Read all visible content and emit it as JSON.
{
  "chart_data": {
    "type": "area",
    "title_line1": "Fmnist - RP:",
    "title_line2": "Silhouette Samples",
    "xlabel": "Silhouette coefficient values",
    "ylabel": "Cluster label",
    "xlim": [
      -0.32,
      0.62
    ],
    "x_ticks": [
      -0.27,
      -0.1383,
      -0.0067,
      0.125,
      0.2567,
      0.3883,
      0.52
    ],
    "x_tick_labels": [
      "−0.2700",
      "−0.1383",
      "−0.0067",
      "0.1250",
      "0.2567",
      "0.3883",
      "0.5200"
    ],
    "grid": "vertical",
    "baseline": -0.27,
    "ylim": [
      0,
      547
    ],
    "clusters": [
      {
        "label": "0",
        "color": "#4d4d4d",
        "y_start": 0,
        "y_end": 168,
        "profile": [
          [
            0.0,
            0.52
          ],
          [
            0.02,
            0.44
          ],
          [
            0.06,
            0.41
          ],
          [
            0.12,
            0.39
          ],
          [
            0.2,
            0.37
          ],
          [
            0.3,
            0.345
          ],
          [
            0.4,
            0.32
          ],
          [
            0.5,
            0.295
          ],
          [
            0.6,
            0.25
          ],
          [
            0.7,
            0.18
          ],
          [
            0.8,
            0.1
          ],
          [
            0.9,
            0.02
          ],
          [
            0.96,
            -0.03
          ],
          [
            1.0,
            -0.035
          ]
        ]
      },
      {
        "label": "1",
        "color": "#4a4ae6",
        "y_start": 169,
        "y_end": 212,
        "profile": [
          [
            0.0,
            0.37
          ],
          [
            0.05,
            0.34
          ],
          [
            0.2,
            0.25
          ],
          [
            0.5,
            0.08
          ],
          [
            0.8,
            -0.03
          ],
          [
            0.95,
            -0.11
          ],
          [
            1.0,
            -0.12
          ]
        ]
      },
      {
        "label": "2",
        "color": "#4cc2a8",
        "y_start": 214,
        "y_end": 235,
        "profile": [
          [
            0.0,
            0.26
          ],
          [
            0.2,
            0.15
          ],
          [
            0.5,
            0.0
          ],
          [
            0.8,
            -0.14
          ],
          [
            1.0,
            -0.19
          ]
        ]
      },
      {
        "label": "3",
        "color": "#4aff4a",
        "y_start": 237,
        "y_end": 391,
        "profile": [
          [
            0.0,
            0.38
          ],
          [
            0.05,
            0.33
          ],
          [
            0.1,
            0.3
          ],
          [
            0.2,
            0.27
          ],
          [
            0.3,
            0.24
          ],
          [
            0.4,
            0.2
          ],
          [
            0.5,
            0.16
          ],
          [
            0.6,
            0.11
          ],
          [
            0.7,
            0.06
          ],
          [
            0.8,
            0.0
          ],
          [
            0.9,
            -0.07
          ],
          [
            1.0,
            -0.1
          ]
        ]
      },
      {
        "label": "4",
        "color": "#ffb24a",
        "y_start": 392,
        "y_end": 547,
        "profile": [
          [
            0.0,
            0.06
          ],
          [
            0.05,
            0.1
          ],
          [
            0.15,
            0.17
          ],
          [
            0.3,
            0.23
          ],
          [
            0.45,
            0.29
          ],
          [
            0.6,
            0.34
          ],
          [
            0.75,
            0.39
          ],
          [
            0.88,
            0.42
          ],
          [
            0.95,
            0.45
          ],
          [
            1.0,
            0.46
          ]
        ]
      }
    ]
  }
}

□ □ □ □ □ □ □

What to produce
All of the records must be retyped exactly as they are.

Final answer
Read all visible content and emit it as JSON.
{
  "chart_data": {
    "type": "area",
    "title_line1": "Fmnist - RP:",
    "title_line2": "Silhouette Samples",
    "xlabel": "Silhouette coefficient values",
    "ylabel": "Cluster label",
    "xlim": [
      -0.32,
      0.62
    ],
    "x_ticks": [
      -0.27,
      -0.1383,
      -0.0067,
      0.125,
      0.2567,
      0.3883,
      0.52
    ],
    "x_tick_labels": [
      "−0.2700",
      "−0.1383",
      "−0.0067",
      "0.1250",
      "0.2567",
      "0.3883",
      "0.5200"
    ],
    "grid": "vertical",
    "baseline": -0.27,
    "ylim": [
      0,
      547
    ],
    "clusters": [
      {
        "label": "0",
        "color": "#4d4d4d",
        "y_start": 0,
        "y_end": 168,
        "profile": [
          [
            0.0,
            0.52
          ],
          [
            0.02,
            0.44
          ],
          [
            0.06,
            0.41
          ],
          [
            0.12,
            0.39
          ],
          [
            0.2,
            0.37
          ],
          [
            0.3,
            0.345
          ],
          [
            0.4,
            0.32
          ],
          [
            0.5,
            0.295
          ],
          [
            0.6,
            0.25
          ],
          [
            0.7,
            0.18
          ],
          [
            0.8,
            0.1
          ],
          [
            0.9,
            0.02
          ],
          [
            0.96,
            -0.03
          ],
          [
            1.0,
            -0.035
          ]
        ]
      },
      {
        "label": "1",
        "color": "#4a4ae6",
        "y_start": 169,
        "y_end": 212,
        "profile": [
          [
            0.0,
            0.37
          ],
          [
            0.05,
            0.34
          ],
          [
            0.2,
            0.25
          ],
          [
            0.5,
            0.08
          ],
          [
            0.8,
            -0.03
          ],
          [
            0.95,
            -0.11
          ],
          [
            1.0,
            -0.12
          ]
        ]
      },
      {
        "label": "2",
        "color": "#4cc2a8",
        "y_start": 214,
        "y_end": 235,
        "profile": [
          [
            0.0,
            0.26
          ],
          [
            0.2,
            0.15
          ],
          [
            0.5,
            0.0
          ],
          [
            0.8,
            -0.14
          ],
          [
            1.0,
            -0.19
          ]
        ]
      },
      {
        "label": "3",
        "color": "#4aff4a",
        "y_start": 237,
        "y_end": 391,
        "profile": [
          [
            0.0,
            0.38
          ],
          [
            0.05,
            0.33
          ],
          [
            0.1,
            0.3
          ],
          [
            0.2,
            0.27
          ],
          [
            0.3,
            0.24
          ],
          [
            0.4,
            0.2
          ],
          [
            0.5,
            0.16
          ],
          [
            0.6,
            0.11
          ],
          [
            0.7,
            0.06
          ],
          [
            0.8,
            0.0
          ],
          [
            0.9,
            -0.07
          ],
          [
            1.0,
            -0.1
          ]
        ]
      },
      {
        "label": "4",
        "color": "#ffb24a",
        "y_start": 392,
        "y_end": 547,
        "profile": [
          [
            0.0,
            0.06
          ],
          [
            0.05,
            0.1
          ],
          [
            0.15,
            0.17
          ],
          [
            0.3,
            0.23
          ],
          [
            0.45,
            0.29
          ],
          [
            0.6,
            0.34
          ],
          [
            0.75,
            0.39
          ],
          [
            0.88,
            0.42
          ],
          [
            0.95,
            0.45
          ],
          [
            1.0,
            0.46
          ]
        ]
      }
    ]
  }
}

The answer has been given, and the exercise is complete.